- _Task statement_
Reproduce the records below exactly as they appear.

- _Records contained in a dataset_
========================

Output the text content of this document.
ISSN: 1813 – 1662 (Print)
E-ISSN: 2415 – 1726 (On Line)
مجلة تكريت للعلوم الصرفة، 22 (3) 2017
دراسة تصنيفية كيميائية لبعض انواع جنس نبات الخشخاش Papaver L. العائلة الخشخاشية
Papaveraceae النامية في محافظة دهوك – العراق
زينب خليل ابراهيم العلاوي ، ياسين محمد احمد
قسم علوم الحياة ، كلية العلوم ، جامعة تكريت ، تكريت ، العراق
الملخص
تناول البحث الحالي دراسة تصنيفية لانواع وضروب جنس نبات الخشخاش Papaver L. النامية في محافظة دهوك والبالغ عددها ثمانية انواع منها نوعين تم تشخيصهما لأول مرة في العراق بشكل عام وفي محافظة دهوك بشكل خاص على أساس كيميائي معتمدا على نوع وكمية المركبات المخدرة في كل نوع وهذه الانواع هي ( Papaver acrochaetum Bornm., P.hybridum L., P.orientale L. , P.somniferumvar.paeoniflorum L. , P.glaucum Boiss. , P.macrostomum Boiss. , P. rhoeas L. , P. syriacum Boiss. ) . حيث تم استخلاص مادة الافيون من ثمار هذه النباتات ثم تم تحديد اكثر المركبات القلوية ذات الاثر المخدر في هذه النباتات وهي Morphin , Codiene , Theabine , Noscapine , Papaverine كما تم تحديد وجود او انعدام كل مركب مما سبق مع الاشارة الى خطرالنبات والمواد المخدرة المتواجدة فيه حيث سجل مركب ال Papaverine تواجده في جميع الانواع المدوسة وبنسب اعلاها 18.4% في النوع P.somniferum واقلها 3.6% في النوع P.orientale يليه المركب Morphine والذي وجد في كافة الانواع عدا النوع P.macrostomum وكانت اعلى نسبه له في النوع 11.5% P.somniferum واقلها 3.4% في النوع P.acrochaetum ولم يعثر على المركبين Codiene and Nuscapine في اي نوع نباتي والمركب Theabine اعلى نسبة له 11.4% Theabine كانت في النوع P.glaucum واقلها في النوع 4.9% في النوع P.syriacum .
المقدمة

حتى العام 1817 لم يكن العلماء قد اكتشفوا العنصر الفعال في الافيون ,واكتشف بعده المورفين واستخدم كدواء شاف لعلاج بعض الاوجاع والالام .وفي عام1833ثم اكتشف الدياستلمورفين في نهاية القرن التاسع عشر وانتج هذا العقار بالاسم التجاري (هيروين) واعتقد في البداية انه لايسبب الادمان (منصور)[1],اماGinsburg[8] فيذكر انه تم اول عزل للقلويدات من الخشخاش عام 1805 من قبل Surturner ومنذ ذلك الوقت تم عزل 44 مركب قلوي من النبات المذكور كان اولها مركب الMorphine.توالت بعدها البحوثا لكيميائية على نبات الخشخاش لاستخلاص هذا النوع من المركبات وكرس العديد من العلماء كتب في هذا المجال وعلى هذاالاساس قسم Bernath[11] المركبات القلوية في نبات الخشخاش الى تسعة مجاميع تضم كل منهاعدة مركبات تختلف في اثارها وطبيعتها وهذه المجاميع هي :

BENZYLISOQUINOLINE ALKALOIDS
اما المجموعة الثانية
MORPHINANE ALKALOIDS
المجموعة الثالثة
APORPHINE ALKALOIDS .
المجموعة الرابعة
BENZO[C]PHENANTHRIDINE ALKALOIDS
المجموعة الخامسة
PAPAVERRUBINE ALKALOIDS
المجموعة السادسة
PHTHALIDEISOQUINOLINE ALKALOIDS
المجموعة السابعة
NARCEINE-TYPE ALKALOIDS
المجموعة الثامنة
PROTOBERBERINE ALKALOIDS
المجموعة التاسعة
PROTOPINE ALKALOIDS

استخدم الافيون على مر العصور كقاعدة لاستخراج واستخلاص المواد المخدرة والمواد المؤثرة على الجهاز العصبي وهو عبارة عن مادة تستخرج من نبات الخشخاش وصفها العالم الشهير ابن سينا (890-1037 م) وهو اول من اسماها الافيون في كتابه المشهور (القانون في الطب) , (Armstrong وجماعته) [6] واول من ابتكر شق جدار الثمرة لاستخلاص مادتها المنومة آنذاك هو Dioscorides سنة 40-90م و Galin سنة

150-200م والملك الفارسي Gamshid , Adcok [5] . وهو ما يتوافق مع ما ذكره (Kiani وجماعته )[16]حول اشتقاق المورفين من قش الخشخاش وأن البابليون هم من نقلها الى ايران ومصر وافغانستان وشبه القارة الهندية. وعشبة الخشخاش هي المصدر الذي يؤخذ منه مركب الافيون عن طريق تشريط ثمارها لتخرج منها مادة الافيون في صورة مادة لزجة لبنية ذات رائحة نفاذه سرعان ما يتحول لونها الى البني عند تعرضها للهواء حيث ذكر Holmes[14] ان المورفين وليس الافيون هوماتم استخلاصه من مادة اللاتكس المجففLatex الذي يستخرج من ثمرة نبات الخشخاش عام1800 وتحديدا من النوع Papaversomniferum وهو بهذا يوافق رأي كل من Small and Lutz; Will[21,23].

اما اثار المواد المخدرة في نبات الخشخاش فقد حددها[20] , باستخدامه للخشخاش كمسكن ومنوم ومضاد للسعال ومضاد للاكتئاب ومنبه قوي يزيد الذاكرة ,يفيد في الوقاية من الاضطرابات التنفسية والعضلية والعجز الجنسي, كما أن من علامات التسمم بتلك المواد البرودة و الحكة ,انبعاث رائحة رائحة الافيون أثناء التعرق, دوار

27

========================

- _Solution for this problem_
Output the text content of this document.
ISSN: 1813 – 1662 (Print)
E-ISSN: 2415 – 1726 (On Line)
مجلة تكريت للعلوم الصرفة، 22 (3) 2017
دراسة تصنيفية كيميائية لبعض انواع جنس نبات الخشخاش Papaver L. العائلة الخشخاشية
Papaveraceae النامية في محافظة دهوك – العراق
زينب خليل ابراهيم العلاوي ، ياسين محمد احمد
قسم علوم الحياة ، كلية العلوم ، جامعة تكريت ، تكريت ، العراق
الملخص
تناول البحث الحالي دراسة تصنيفية لانواع وضروب جنس نبات الخشخاش Papaver L. النامية في محافظة دهوك والبالغ عددها ثمانية انواع منها نوعين تم تشخيصهما لأول مرة في العراق بشكل عام وفي محافظة دهوك بشكل خاص على أساس كيميائي معتمدا على نوع وكمية المركبات المخدرة في كل نوع وهذه الانواع هي ( Papaver acrochaetum Bornm., P.hybridum L., P.orientale L. , P.somniferumvar.paeoniflorum L. , P.glaucum Boiss. , P.macrostomum Boiss. , P. rhoeas L. , P. syriacum Boiss. ) . حيث تم استخلاص مادة الافيون من ثمار هذه النباتات ثم تم تحديد اكثر المركبات القلوية ذات الاثر المخدر في هذه النباتات وهي Morphin , Codiene , Theabine , Noscapine , Papaverine كما تم تحديد وجود او انعدام كل مركب مما سبق مع الاشارة الى خطرالنبات والمواد المخدرة المتواجدة فيه حيث سجل مركب ال Papaverine تواجده في جميع الانواع المدوسة وبنسب اعلاها 18.4% في النوع P.somniferum واقلها 3.6% في النوع P.orientale يليه المركب Morphine والذي وجد في كافة الانواع عدا النوع P.macrostomum وكانت اعلى نسبه له في النوع 11.5% P.somniferum واقلها 3.4% في النوع P.acrochaetum ولم يعثر على المركبين Codiene and Nuscapine في اي نوع نباتي والمركب Theabine اعلى نسبة له 11.4% Theabine كانت في النوع P.glaucum واقلها في النوع 4.9% في النوع P.syriacum .
المقدمة

حتى العام 1817 لم يكن العلماء قد اكتشفوا العنصر الفعال في الافيون ,واكتشف بعده المورفين واستخدم كدواء شاف لعلاج بعض الاوجاع والالام .وفي عام1833ثم اكتشف الدياستلمورفين في نهاية القرن التاسع عشر وانتج هذا العقار بالاسم التجاري (هيروين) واعتقد في البداية انه لايسبب الادمان (منصور)[1],اماGinsburg[8] فيذكر انه تم اول عزل للقلويدات من الخشخاش عام 1805 من قبل Surturner ومنذ ذلك الوقت تم عزل 44 مركب قلوي من النبات المذكور كان اولها مركب الMorphine.توالت بعدها البحوثا لكيميائية على نبات الخشخاش لاستخلاص هذا النوع من المركبات وكرس العديد من العلماء كتب في هذا المجال وعلى هذاالاساس قسم Bernath[11] المركبات القلوية في نبات الخشخاش الى تسعة مجاميع تضم كل منهاعدة مركبات تختلف في اثارها وطبيعتها وهذه المجاميع هي :

BENZYLISOQUINOLINE ALKALOIDS
اما المجموعة الثانية
MORPHINANE ALKALOIDS
المجموعة الثالثة
APORPHINE ALKALOIDS .
المجموعة الرابعة
BENZO[C]PHENANTHRIDINE ALKALOIDS
المجموعة الخامسة
PAPAVERRUBINE ALKALOIDS
المجموعة السادسة
PHTHALIDEISOQUINOLINE ALKALOIDS
المجموعة السابعة
NARCEINE-TYPE ALKALOIDS
المجموعة الثامنة
PROTOBERBERINE ALKALOIDS
المجموعة التاسعة
PROTOPINE ALKALOIDS

استخدم الافيون على مر العصور كقاعدة لاستخراج واستخلاص المواد المخدرة والمواد المؤثرة على الجهاز العصبي وهو عبارة عن مادة تستخرج من نبات الخشخاش وصفها العالم الشهير ابن سينا (890-1037 م) وهو اول من اسماها الافيون في كتابه المشهور (القانون في الطب) , (Armstrong وجماعته) [6] واول من ابتكر شق جدار الثمرة لاستخلاص مادتها المنومة آنذاك هو Dioscorides سنة 40-90م و Galin سنة

150-200م والملك الفارسي Gamshid , Adcok [5] . وهو ما يتوافق مع ما ذكره (Kiani وجماعته )[16]حول اشتقاق المورفين من قش الخشخاش وأن البابليون هم من نقلها الى ايران ومصر وافغانستان وشبه القارة الهندية. وعشبة الخشخاش هي المصدر الذي يؤخذ منه مركب الافيون عن طريق تشريط ثمارها لتخرج منها مادة الافيون في صورة مادة لزجة لبنية ذات رائحة نفاذه سرعان ما يتحول لونها الى البني عند تعرضها للهواء حيث ذكر Holmes[14] ان المورفين وليس الافيون هوماتم استخلاصه من مادة اللاتكس المجففLatex الذي يستخرج من ثمرة نبات الخشخاش عام1800 وتحديدا من النوع Papaversomniferum وهو بهذا يوافق رأي كل من Small and Lutz; Will[21,23].

اما اثار المواد المخدرة في نبات الخشخاش فقد حددها[20] , باستخدامه للخشخاش كمسكن ومنوم ومضاد للسعال ومضاد للاكتئاب ومنبه قوي يزيد الذاكرة ,يفيد في الوقاية من الاضطرابات التنفسية والعضلية والعجز الجنسي, كما أن من علامات التسمم بتلك المواد البرودة و الحكة ,انبعاث رائحة رائحة الافيون أثناء التعرق, دوار

27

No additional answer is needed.